• _SHORT PROBLEM_: Extract each line of the data and write it out again exactly.

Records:

--------------------------------

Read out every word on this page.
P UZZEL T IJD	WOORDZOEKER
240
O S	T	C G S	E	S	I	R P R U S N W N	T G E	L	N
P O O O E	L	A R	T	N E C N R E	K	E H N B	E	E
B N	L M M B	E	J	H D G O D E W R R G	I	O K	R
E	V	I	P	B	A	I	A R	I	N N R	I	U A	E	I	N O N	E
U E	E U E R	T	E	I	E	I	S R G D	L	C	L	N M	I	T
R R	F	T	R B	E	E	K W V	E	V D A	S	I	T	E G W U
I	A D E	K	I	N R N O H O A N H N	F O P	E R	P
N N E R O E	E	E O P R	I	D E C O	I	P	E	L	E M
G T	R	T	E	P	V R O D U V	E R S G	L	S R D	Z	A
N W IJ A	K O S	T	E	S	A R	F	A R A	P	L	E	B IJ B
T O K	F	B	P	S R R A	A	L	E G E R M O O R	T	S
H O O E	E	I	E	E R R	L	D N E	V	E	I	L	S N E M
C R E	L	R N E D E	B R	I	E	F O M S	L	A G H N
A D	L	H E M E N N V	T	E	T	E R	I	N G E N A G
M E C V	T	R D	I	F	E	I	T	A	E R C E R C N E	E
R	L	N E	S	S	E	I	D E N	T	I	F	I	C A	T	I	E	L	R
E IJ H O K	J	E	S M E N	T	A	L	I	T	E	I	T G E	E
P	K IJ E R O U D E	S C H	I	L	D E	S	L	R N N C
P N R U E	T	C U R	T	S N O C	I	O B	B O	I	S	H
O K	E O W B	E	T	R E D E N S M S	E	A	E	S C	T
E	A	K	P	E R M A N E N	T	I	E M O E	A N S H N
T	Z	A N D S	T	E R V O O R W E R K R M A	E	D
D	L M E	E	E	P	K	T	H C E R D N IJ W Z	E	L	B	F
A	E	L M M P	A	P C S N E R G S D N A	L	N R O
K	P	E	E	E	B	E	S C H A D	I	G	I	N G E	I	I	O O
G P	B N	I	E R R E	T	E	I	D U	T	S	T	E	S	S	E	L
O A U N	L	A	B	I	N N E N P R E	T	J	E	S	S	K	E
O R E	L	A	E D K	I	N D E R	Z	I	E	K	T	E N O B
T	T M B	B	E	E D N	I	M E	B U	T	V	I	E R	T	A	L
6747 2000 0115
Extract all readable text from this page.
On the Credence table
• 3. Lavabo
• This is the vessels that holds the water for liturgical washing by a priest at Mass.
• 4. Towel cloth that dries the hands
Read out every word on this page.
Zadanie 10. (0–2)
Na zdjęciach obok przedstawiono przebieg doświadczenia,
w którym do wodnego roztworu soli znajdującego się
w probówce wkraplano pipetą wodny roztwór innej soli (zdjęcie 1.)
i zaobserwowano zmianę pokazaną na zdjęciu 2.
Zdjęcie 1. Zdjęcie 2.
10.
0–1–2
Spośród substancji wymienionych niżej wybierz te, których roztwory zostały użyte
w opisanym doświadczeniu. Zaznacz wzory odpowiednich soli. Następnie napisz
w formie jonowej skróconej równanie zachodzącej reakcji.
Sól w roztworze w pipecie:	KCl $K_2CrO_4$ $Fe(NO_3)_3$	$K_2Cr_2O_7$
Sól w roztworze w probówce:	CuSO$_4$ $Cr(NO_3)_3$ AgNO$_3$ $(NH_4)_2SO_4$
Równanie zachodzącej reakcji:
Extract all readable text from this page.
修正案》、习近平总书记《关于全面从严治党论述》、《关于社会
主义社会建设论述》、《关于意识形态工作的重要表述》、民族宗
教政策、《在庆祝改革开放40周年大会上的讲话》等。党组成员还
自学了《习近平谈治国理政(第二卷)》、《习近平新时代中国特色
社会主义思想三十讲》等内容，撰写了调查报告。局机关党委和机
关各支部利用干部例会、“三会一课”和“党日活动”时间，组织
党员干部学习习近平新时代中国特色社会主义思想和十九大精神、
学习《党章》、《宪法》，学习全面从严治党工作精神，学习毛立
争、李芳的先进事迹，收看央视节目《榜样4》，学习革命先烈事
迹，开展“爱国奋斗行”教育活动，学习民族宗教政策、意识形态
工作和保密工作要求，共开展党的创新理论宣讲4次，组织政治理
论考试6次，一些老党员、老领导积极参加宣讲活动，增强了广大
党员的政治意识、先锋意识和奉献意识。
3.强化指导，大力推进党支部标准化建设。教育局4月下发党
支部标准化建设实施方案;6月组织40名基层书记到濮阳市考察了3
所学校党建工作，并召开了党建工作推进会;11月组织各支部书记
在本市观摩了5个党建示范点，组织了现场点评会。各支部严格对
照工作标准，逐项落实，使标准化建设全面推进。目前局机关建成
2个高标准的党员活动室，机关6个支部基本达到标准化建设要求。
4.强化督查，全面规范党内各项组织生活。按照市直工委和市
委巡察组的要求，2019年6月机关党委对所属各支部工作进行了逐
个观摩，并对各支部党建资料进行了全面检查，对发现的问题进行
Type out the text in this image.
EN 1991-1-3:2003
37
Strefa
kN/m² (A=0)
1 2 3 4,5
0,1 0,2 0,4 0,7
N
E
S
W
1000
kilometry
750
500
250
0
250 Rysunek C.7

--------------------------------

• _SOLUTION_:
Read out every word on this page.
P UZZEL T IJD	WOORDZOEKER
240
O S	T	C G S	E	S	I	R P R U S N W N	T G E	L	N
P O O O E	L	A R	T	N E C N R E	K	E H N B	E	E
B N	L M M B	E	J	H D G O D E W R R G	I	O K	R
E	V	I	P	B	A	I	A R	I	N N R	I	U A	E	I	N O N	E
U E	E U E R	T	E	I	E	I	S R G D	L	C	L	N M	I	T
R R	F	T	R B	E	E	K W V	E	V D A	S	I	T	E G W U
I	A D E	K	I	N R N O H O A N H N	F O P	E R	P
N N E R O E	E	E O P R	I	D E C O	I	P	E	L	E M
G T	R	T	E	P	V R O D U V	E R S G	L	S R D	Z	A
N W IJ A	K O S	T	E	S	A R	F	A R A	P	L	E	B IJ B
T O K	F	B	P	S R R A	A	L	E G E R M O O R	T	S
H O O E	E	I	E	E R R	L	D N E	V	E	I	L	S N E M
C R E	L	R N E D E	B R	I	E	F O M S	L	A G H N
A D	L	H E M E N N V	T	E	T	E R	I	N G E N A G
M E C V	T	R D	I	F	E	I	T	A	E R C E R C N E	E
R	L	N E	S	S	E	I	D E N	T	I	F	I	C A	T	I	E	L	R
E IJ H O K	J	E	S M E N	T	A	L	I	T	E	I	T G E	E
P	K IJ E R O U D E	S C H	I	L	D E	S	L	R N N C
P N R U E	T	C U R	T	S N O C	I	O B	B O	I	S	H
O K	E O W B	E	T	R E D E N S M S	E	A	E	S C	T
E	A	K	P	E R M A N E N	T	I	E M O E	A N S H N
T	Z	A N D S	T	E R V O O R W E R K R M A	E	D
D	L M E	E	E	P	K	T	H C E R D N IJ W Z	E	L	B	F
A	E	L M M P	A	P C S N E R G S D N A	L	N R O
K	P	E	E	E	B	E	S C H A D	I	G	I	N G E	I	I	O O
G P	B N	I	E R R E	T	E	I	D U	T	S	T	E	S	S	E	L
O A U N	L	A	B	I	N N E N P R E	T	J	E	S	S	K	E
O R E	L	A	E D K	I	N D E R	Z	I	E	K	T	E N O B
T	T M B	B	E	E D N	I	M E	B U	T	V	I	E R	T	A	L
6747 2000 0115
Extract all readable text from this page.
On the Credence table
• 3. Lavabo
• This is the vessels that holds the water for liturgical washing by a priest at Mass.
• 4. Towel cloth that dries the hands
Read out every word on this page.
Zadanie 10. (0–2)
Na zdjęciach obok przedstawiono przebieg doświadczenia,
w którym do wodnego roztworu soli znajdującego się
w probówce wkraplano pipetą wodny roztwór innej soli (zdjęcie 1.)
i zaobserwowano zmianę pokazaną na zdjęciu 2.
Zdjęcie 1. Zdjęcie 2.
10.
0–1–2
Spośród substancji wymienionych niżej wybierz te, których roztwory zostały użyte
w opisanym doświadczeniu. Zaznacz wzory odpowiednich soli. Następnie napisz
w formie jonowej skróconej równanie zachodzącej reakcji.
Sól w roztworze w pipecie:	KCl $K_2CrO_4$ $Fe(NO_3)_3$	$K_2Cr_2O_7$
Sól w roztworze w probówce:	CuSO$_4$ $Cr(NO_3)_3$ AgNO$_3$ $(NH_4)_2SO_4$
Równanie zachodzącej reakcji:
Extract all readable text from this page.
修正案》、习近平总书记《关于全面从严治党论述》、《关于社会
主义社会建设论述》、《关于意识形态工作的重要表述》、民族宗
教政策、《在庆祝改革开放40周年大会上的讲话》等。党组成员还
自学了《习近平谈治国理政(第二卷)》、《习近平新时代中国特色
社会主义思想三十讲》等内容，撰写了调查报告。局机关党委和机
关各支部利用干部例会、“三会一课”和“党日活动”时间，组织
党员干部学习习近平新时代中国特色社会主义思想和十九大精神、
学习《党章》、《宪法》，学习全面从严治党工作精神，学习毛立
争、李芳的先进事迹，收看央视节目《榜样4》，学习革命先烈事
迹，开展“爱国奋斗行”教育活动，学习民族宗教政策、意识形态
工作和保密工作要求，共开展党的创新理论宣讲4次，组织政治理
论考试6次，一些老党员、老领导积极参加宣讲活动，增强了广大
党员的政治意识、先锋意识和奉献意识。
3.强化指导，大力推进党支部标准化建设。教育局4月下发党
支部标准化建设实施方案;6月组织40名基层书记到濮阳市考察了3
所学校党建工作，并召开了党建工作推进会;11月组织各支部书记
在本市观摩了5个党建示范点，组织了现场点评会。各支部严格对
照工作标准，逐项落实，使标准化建设全面推进。目前局机关建成
2个高标准的党员活动室，机关6个支部基本达到标准化建设要求。
4.强化督查，全面规范党内各项组织生活。按照市直工委和市
委巡察组的要求，2019年6月机关党委对所属各支部工作进行了逐
个观摩，并对各支部党建资料进行了全面检查，对发现的问题进行
Type out the text in this image.
EN 1991-1-3:2003
37
Strefa
kN/m² (A=0)
1 2 3 4,5
0,1 0,2 0,4 0,7
N
E
S
W
1000
kilometry
750
500
250
0
250 Rysunek C.7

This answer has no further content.